▸ What you will do
Present every line of the records below as a numbered list, leaving out blank lines.

▸ Data excerpts
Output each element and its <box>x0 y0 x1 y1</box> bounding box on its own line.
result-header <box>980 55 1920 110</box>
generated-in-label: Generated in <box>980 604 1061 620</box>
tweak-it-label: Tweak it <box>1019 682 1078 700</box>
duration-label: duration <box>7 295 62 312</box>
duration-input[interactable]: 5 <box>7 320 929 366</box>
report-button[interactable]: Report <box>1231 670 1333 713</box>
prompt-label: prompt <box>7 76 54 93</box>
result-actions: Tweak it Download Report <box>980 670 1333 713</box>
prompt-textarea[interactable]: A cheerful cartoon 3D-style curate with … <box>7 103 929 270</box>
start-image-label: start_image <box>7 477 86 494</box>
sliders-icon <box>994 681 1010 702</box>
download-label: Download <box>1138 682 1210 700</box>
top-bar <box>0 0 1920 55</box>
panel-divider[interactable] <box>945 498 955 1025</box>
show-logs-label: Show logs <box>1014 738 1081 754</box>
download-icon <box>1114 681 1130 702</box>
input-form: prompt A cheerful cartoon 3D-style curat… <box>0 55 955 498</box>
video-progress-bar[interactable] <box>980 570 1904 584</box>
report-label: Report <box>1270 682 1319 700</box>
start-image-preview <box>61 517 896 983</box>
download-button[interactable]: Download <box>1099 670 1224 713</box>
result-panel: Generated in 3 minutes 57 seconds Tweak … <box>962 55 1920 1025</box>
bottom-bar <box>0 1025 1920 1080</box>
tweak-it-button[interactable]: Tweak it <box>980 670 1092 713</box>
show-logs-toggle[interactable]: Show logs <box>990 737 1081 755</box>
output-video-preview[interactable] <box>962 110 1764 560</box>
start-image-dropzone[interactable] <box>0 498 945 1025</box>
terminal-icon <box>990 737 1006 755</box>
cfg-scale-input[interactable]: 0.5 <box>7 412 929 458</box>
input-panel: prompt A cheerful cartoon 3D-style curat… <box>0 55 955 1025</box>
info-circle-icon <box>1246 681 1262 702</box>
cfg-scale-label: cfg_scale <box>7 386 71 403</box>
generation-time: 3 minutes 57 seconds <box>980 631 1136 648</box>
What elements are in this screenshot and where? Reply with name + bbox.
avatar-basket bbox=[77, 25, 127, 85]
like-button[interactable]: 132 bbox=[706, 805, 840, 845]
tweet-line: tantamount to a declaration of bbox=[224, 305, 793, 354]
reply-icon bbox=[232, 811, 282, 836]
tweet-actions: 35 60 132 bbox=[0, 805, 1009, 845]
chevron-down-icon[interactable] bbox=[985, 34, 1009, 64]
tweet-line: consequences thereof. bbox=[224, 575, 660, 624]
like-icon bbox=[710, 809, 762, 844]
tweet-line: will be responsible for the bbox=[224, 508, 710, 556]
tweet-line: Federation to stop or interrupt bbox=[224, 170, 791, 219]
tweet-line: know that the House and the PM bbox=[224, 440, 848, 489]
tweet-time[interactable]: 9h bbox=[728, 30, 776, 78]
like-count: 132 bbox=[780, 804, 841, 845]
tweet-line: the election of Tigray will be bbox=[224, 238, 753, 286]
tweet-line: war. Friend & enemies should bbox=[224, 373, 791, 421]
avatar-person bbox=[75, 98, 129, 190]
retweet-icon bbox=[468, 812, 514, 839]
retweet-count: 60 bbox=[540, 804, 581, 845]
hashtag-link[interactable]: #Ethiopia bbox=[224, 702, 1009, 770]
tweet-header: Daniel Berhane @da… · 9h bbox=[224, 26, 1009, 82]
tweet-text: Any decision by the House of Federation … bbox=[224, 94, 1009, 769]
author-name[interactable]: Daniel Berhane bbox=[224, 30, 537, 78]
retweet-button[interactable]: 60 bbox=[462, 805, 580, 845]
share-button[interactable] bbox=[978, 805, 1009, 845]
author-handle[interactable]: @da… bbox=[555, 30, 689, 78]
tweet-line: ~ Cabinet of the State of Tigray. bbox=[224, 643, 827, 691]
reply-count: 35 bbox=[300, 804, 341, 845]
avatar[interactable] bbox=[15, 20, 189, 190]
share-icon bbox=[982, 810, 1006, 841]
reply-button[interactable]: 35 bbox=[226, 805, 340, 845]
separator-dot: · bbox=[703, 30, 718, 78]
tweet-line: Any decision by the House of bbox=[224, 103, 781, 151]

▸ Result of this task
1. Output each element and its <box>x0 y0 x1 y1</box> bounding box on its own line.
2. result-header <box>980 55 1920 110</box>
3. generated-in-label: Generated in <box>980 604 1061 620</box>
4. tweak-it-label: Tweak it <box>1019 682 1078 700</box>
5. duration-label: duration <box>7 295 62 312</box>
6. duration-input[interactable]: 5 <box>7 320 929 366</box>
7. report-button[interactable]: Report <box>1231 670 1333 713</box>
8. prompt-label: prompt <box>7 76 54 93</box>
9. result-actions: Tweak it Download Report <box>980 670 1333 713</box>
10. prompt-textarea[interactable]: A cheerful cartoon 3D-style curate with … <box>7 103 929 270</box>
11. start-image-label: start_image <box>7 477 86 494</box>
12. sliders-icon <box>994 681 1010 702</box>
13. download-label: Download <box>1138 682 1210 700</box>
14. top-bar <box>0 0 1920 55</box>
15. panel-divider[interactable] <box>945 498 955 1025</box>
16. show-logs-label: Show logs <box>1014 738 1081 754</box>
17. download-icon <box>1114 681 1130 702</box>
18. input-form: prompt A cheerful cartoon 3D-style curat… <box>0 55 955 498</box>
19. video-progress-bar[interactable] <box>980 570 1904 584</box>
20. report-label: Report <box>1270 682 1319 700</box>
21. start-image-preview <box>61 517 896 983</box>
22. download-button[interactable]: Download <box>1099 670 1224 713</box>
23. result-panel: Generated in 3 minutes 57 seconds Tweak … <box>962 55 1920 1025</box>
24. bottom-bar <box>0 1025 1920 1080</box>
25. tweak-it-button[interactable]: Tweak it <box>980 670 1092 713</box>
26. show-logs-toggle[interactable]: Show logs <box>990 737 1081 755</box>
27. output-video-preview[interactable] <box>962 110 1764 560</box>
28. start-image-dropzone[interactable] <box>0 498 945 1025</box>
29. terminal-icon <box>990 737 1006 755</box>
30. cfg-scale-input[interactable]: 0.5 <box>7 412 929 458</box>
31. input-panel: prompt A cheerful cartoon 3D-style curat… <box>0 55 955 1025</box>
32. info-circle-icon <box>1246 681 1262 702</box>
33. cfg-scale-label: cfg_scale <box>7 386 71 403</box>
34. generation-time: 3 minutes 57 seconds <box>980 631 1136 648</box>
35. What elements are in this screenshot and where? Reply with name + bbox.
36. avatar-basket bbox=[77, 25, 127, 85]
37. like-button[interactable]: 132 bbox=[706, 805, 840, 845]
38. tweet-line: tantamount to a declaration of bbox=[224, 305, 793, 354]
39. reply-icon bbox=[232, 811, 282, 836]
40. tweet-actions: 35 60 132 bbox=[0, 805, 1009, 845]
41. chevron-down-icon[interactable] bbox=[985, 34, 1009, 64]
42. tweet-line: consequences thereof. bbox=[224, 575, 660, 624]
43. like-icon bbox=[710, 809, 762, 844]
44. tweet-line: will be responsible for the bbox=[224, 508, 710, 556]
45. tweet-line: Federation to stop or interrupt bbox=[224, 170, 791, 219]
46. tweet-line: know that the House and the PM bbox=[224, 440, 848, 489]
47. tweet-time[interactable]: 9h bbox=[728, 30, 776, 78]
48. like-count: 132 bbox=[780, 804, 841, 845]
49. tweet-line: the election of Tigray will be bbox=[224, 238, 753, 286]
50. tweet-line: war. Friend & enemies should bbox=[224, 373, 791, 421]
51. avatar-person bbox=[75, 98, 129, 190]
52. retweet-icon bbox=[468, 812, 514, 839]
53. retweet-count: 60 bbox=[540, 804, 581, 845]
54. hashtag-link[interactable]: #Ethiopia bbox=[224, 702, 1009, 770]
55. tweet-header: Daniel Berhane @da… · 9h bbox=[224, 26, 1009, 82]
56. tweet-text: Any decision by the House of Federation … bbox=[224, 94, 1009, 769]
57. author-name[interactable]: Daniel Berhane bbox=[224, 30, 537, 78]
58. retweet-button[interactable]: 60 bbox=[462, 805, 580, 845]
59. share-button[interactable] bbox=[978, 805, 1009, 845]
60. author-handle[interactable]: @da… bbox=[555, 30, 689, 78]
61. tweet-line: ~ Cabinet of the State of Tigray. bbox=[224, 643, 827, 691]
62. reply-count: 35 bbox=[300, 804, 341, 845]
63. avatar[interactable] bbox=[15, 20, 189, 190]
64. share-icon bbox=[982, 810, 1006, 841]
65. reply-button[interactable]: 35 bbox=[226, 805, 340, 845]
66. separator-dot: · bbox=[703, 30, 718, 78]
67. tweet-line: Any decision by the House of bbox=[224, 103, 781, 151]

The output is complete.